+++ Extract +++

A critical characteristic of a high-quality tube is cleanliness of both the OD and ID tube surfaces. During the production of welded and drawn, and seamless stainless steel tubing and various nickel alloys (from 0.125–2-inch diameter and with lengths ranging from 4–60 ft), following the drawing process, which is performed to achieve the required outer diameter (OD) and wall thickness, it is necessary to clean the tube prior to annealing. Given that the drawing is a serial process, occurring as many as six times on a single tube, repeated cleaning operations are needed.

The cleaning process had been based on the use of an open-top dip tank measuring 110 ft long. It was filled with trichloroethylene, approximately 5,000 gal. During operation, a bundle of tubes would be lowered in via an overhead crane, and then the bundle was moved back and forth in the tank so that the solvent would be agitated in the tubes.

Based on production scheduling, it is typically necessary to bundle different lots of tubing such that there could be from two to 20 lots processed during a single hour. With the dip tank, the company was able to process a bundle of tubes in less than five minutes.

It is hard to overstate the necessity of producing clean tubes. For example, if the tube doesn't get completely cleaned, when it is processed in the furnace, defects will occur and the tubing will be rejected. Given that a lot of work has been invested in the tubing, that is an expensive consequence.
So Greenville Tube personnel began looking for an alternative method for tube cleaning–one that wouldn't add any process steps, would clean as well as or better than the solvent dip tank, would be environmentally friendly, and would have the capacity to handle 60-ft tubes.

After assessing a variety of companies and cleaning approaches, a decision was made to go with a custom-built system–an airless cleaning system–from Tiyoda-Serec Corp. (North Kingstown, Rhode Island).

This system uses n-propyl bromide (nPB) as its cleaning solvent. What is interesting about this system is that the cleaning process occurs under a vacuum. And Greenville Tube is pleased that the system addresses all of the requirements the company had established:

  • Tubes do not need to be specially prepared prior to processing. No additional steps are added to the process. The system is capable of meeting the 5,000 lb of tubing per hour, 24 hr/day demand placed on it.
  • After running various-sized tubes through the system, it was determined that there was more consistent removal of contaminants than had been achieved with the previous dip tank system.
  • Because this is a closed-loop system, there is a recapturing of the solvent and associated emissions.
  • The system uses a chamber that is 34 inches in diameter and is 65 ft long, so it is capable of accommodating the bundles of tubing that are cleaned.

+++ Data lines +++

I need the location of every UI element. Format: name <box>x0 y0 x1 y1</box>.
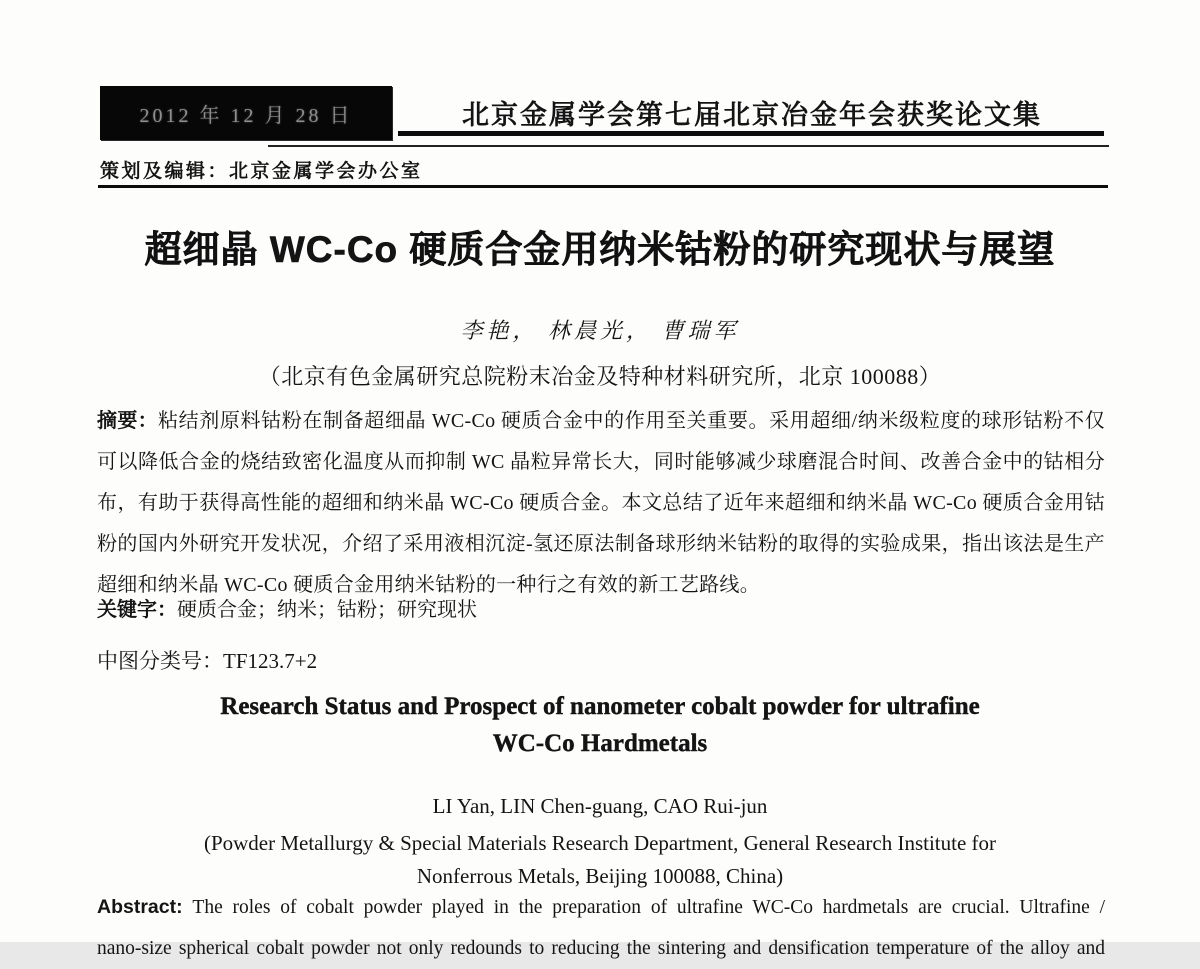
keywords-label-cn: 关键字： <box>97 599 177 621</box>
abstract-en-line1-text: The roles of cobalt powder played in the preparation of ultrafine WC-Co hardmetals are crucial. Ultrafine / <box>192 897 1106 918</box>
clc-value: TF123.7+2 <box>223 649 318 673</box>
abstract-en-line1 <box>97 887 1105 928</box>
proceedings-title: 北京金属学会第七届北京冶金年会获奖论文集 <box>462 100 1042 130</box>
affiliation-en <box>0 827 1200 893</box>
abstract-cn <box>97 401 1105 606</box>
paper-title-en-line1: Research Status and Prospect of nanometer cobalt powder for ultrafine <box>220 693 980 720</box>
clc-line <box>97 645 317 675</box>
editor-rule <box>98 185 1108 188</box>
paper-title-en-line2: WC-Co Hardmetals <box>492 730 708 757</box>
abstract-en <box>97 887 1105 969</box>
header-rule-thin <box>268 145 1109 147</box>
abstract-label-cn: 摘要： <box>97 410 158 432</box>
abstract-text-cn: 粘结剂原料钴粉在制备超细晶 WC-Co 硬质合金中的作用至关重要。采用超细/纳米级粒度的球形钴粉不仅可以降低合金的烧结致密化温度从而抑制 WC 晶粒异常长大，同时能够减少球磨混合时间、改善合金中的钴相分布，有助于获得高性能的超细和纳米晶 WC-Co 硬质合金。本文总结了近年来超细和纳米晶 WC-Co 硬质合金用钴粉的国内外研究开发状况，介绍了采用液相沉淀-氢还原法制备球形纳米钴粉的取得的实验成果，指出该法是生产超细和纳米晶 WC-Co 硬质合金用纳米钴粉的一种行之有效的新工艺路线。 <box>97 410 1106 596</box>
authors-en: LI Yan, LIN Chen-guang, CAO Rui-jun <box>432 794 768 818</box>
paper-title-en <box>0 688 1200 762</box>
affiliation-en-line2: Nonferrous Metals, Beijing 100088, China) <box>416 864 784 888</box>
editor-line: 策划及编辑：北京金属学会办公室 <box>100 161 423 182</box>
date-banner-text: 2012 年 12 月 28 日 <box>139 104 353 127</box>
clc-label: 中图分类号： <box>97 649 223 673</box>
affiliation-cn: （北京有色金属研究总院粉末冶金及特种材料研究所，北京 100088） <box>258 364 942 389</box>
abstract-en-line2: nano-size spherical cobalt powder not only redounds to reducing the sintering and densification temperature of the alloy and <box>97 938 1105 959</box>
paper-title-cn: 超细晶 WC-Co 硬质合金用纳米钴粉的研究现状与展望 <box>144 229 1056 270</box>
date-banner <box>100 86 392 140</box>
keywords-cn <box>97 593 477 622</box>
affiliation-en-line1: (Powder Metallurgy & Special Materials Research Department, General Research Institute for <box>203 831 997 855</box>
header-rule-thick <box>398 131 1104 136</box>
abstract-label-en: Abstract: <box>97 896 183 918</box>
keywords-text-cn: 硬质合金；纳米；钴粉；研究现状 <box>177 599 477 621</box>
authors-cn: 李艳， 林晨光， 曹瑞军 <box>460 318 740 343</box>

+++

# [Request 1]
Translate this sentence from the tube-cleaning text into Spanish: "What is interesting about this system is that the cleaning process occurs under a vacuum."
# [Request 2]
From the tube-cleaning text, extract word for word the stretch from "The cleaning process had" through "in the tubes.".
The records are separate material and have no connection to the tube-cleaning text.

# [Final answer 1]
Lo interesante de este sistema es que el proceso de limpieza se realiza al vacío.

# [Final answer 2]
The cleaning process had been based on the use of an open-top dip tank measuring 110 ft long. It was filled with trichloroethylene, approximately 5,000 gal. During operation, a bundle of tubes would be lowered in via an overhead crane, and then the bundle was moved back and forth in the tank so that the solvent would be agitated in the tubes.